***** Supplied text *****
# New macro pics with my upgraded camera



## yen_saw (Dec 17, 2008)

As some of you might know. I have finally decided to take the plunge and splash out the money for a new EOS 50D. I am in the process of building up my rigs with accessories. Few hours ago I received my macro lens Sigma 150mm and took a few pics. Still far from perfect macro pics i have lot more to learn but i love the challenge!! Hopefully i can share more macro pics here in the future.












Self portrait... without the face :lol:


----------



## shorty (Dec 17, 2008)

Nice pics! Not bad for the first time using the camera. How much did the camera set you back?


----------



## yen_saw (Dec 17, 2008)

Thanks.

Well the Canon EOS 50D comes with 28-135mm lens and some free stuffs for $1,399.


----------



## Katnapper (Dec 17, 2008)

That's wonderful, Yen... I'm so happy for you!  Now you get to play with your new toy, and record and share awesome views of your favorite subject, hehe! And we'll all be right here waiting to view them! I love the eyes in that second pic. Is that a little B. mendica? Congratulations and wishing you the best in learning your new camera!


----------



## yen_saw (Dec 18, 2008)

Thanks Becky! yeah it is my new toy right now :lol: I am taking a photographing course starting next January hope that helps  

The eyes for the second pic is of the Florida bark mantis (_Gonatista grisea_). _B. mendica _is on the first pic.
***** The records *****
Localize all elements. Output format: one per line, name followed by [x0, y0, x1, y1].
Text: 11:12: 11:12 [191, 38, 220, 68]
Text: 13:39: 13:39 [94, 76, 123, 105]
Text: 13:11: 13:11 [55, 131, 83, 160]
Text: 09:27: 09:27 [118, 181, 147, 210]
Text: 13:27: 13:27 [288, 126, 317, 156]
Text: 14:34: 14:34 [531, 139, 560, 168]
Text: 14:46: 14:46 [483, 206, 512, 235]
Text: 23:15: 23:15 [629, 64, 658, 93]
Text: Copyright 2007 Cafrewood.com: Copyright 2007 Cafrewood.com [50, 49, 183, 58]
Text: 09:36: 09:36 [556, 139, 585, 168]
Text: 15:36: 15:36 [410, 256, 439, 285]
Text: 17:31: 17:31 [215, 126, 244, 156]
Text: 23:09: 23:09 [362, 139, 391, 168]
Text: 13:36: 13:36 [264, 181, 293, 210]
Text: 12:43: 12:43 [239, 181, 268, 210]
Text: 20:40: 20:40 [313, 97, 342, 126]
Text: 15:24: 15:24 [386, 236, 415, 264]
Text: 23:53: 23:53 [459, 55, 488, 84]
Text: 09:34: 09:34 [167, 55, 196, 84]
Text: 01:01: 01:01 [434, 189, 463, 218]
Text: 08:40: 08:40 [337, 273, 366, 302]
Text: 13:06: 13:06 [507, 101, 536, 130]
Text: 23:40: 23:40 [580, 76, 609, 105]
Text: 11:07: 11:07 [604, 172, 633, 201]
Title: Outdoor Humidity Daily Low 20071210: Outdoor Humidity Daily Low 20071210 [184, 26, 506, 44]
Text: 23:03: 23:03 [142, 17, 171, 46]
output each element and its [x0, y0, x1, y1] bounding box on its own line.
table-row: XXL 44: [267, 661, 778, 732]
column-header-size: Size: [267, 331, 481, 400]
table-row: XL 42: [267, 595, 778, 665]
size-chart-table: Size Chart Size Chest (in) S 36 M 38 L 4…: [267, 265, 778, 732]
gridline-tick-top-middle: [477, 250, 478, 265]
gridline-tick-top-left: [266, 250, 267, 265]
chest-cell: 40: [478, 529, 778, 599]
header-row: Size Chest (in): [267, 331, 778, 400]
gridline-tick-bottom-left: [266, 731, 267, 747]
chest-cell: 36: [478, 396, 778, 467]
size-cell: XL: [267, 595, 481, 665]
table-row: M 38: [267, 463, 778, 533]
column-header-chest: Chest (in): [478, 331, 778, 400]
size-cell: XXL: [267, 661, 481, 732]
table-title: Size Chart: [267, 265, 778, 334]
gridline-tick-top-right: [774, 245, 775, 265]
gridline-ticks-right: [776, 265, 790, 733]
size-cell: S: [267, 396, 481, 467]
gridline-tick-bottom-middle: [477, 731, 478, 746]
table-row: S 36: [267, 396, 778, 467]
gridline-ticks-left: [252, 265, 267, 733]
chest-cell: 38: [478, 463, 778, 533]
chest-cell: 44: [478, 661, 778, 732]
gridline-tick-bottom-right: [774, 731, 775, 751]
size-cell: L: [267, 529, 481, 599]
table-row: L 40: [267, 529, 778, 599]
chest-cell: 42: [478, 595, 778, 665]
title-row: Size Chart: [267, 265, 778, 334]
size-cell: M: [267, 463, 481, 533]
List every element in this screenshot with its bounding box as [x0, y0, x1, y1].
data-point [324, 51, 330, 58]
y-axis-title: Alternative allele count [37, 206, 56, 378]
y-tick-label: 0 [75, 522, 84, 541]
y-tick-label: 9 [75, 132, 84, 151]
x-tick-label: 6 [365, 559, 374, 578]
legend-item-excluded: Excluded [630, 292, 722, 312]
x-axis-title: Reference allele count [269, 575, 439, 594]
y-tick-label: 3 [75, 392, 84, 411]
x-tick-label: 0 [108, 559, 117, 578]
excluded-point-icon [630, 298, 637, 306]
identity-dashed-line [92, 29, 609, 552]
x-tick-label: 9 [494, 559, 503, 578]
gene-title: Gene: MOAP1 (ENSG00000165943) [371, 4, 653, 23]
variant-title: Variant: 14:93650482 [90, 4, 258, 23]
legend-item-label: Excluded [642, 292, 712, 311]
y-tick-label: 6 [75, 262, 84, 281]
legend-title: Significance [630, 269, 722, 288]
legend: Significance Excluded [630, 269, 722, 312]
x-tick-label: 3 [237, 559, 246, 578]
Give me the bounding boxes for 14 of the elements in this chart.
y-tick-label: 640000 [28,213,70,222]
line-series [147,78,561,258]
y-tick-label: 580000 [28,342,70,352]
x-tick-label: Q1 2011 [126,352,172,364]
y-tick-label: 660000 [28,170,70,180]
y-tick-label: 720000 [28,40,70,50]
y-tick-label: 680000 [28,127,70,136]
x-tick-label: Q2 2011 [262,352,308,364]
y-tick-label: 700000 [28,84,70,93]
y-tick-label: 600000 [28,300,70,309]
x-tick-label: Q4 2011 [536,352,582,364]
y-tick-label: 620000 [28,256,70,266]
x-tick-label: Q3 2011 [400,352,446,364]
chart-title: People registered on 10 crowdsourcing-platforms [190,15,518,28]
*****
» Tasks to carry out
1 – Revise the entries from their first line through the line containing "Text: 13:27: 13:27 [288, 126, 317, 156]": swap every "Text" for "Label" and give those lines back with nothing else altered.
2 – Carry on the forum thread about the new macro pictures past its last post.

» Answers in order
1 –
Localize all elements. Output format: one per line, name followed by [x0, y0, x1, y1].
Label: 11:12: 11:12 [191, 38, 220, 68]
Label: 13:39: 13:39 [94, 76, 123, 105]
Label: 13:11: 13:11 [55, 131, 83, 160]
Label: 09:27: 09:27 [118, 181, 147, 210]
Label: 13:27: 13:27 [288, 126, 317, 156]

2 –
----------



## Anleoflippy (Dec 18, 2008)

Nice Mantis and camera you got there...

My camera is also from Canon but is the Ixus series...


----------



## Pelle (Dec 18, 2008)

I want that camera as well  

Nice pics!


----------



## Morpheus uk (Dec 18, 2008)

With Yens species and that camera this forum should get a whole lot more interesting


----------



## Katnapper (Dec 18, 2008)

I really need to take a photography class too, Yen.  I've had my camera five years now, and I still hardly know how to really use it. I rely on the auto focus way too much! B)


----------



## yen_saw (Dec 18, 2008)

Anzilleoflippy said:


> Nice Mantis and camera you got there...My camera is also from Canon but is the Ixus series...


Hi Leo. Canon Ixus series is pretty good camera too. I couldn't decide on either Rebel or EOS but went for the later due to its better made structure. How much does the EOS series (body only) cost in Malaysia? I remember commodities are always more expensive in the East than West Malaysia.



Pelle said:


> I want that camera as well  Nice pics!


Pim, took me a good 4 yrs before taking the plunge. i hope it worth the price. B) 



Morpheus uk said:


> With Yens species and that camera this forum should get a whole lot more interesting


Thanks. Hopefully my interest on this hobby isn't going to kill my mantis hobby.


----------



## yen_saw (Dec 18, 2008)

Katnapper said:


> I really need to take a photography class too, Yen.  I've had my camera five years now, and I still hardly know how to really use it. I rely on the auto focus way too much! B)


Don't feel bad Becky took me a year to realize there is this "macro"(flower icon) switch on my Canon SD powershoot :lol: 

I was told a tripod is a must i have a shaky hand  but it is very much depending on the type of lens you got. AF rules  but i need to learn my MF soon.


----------



## Frack (Dec 18, 2008)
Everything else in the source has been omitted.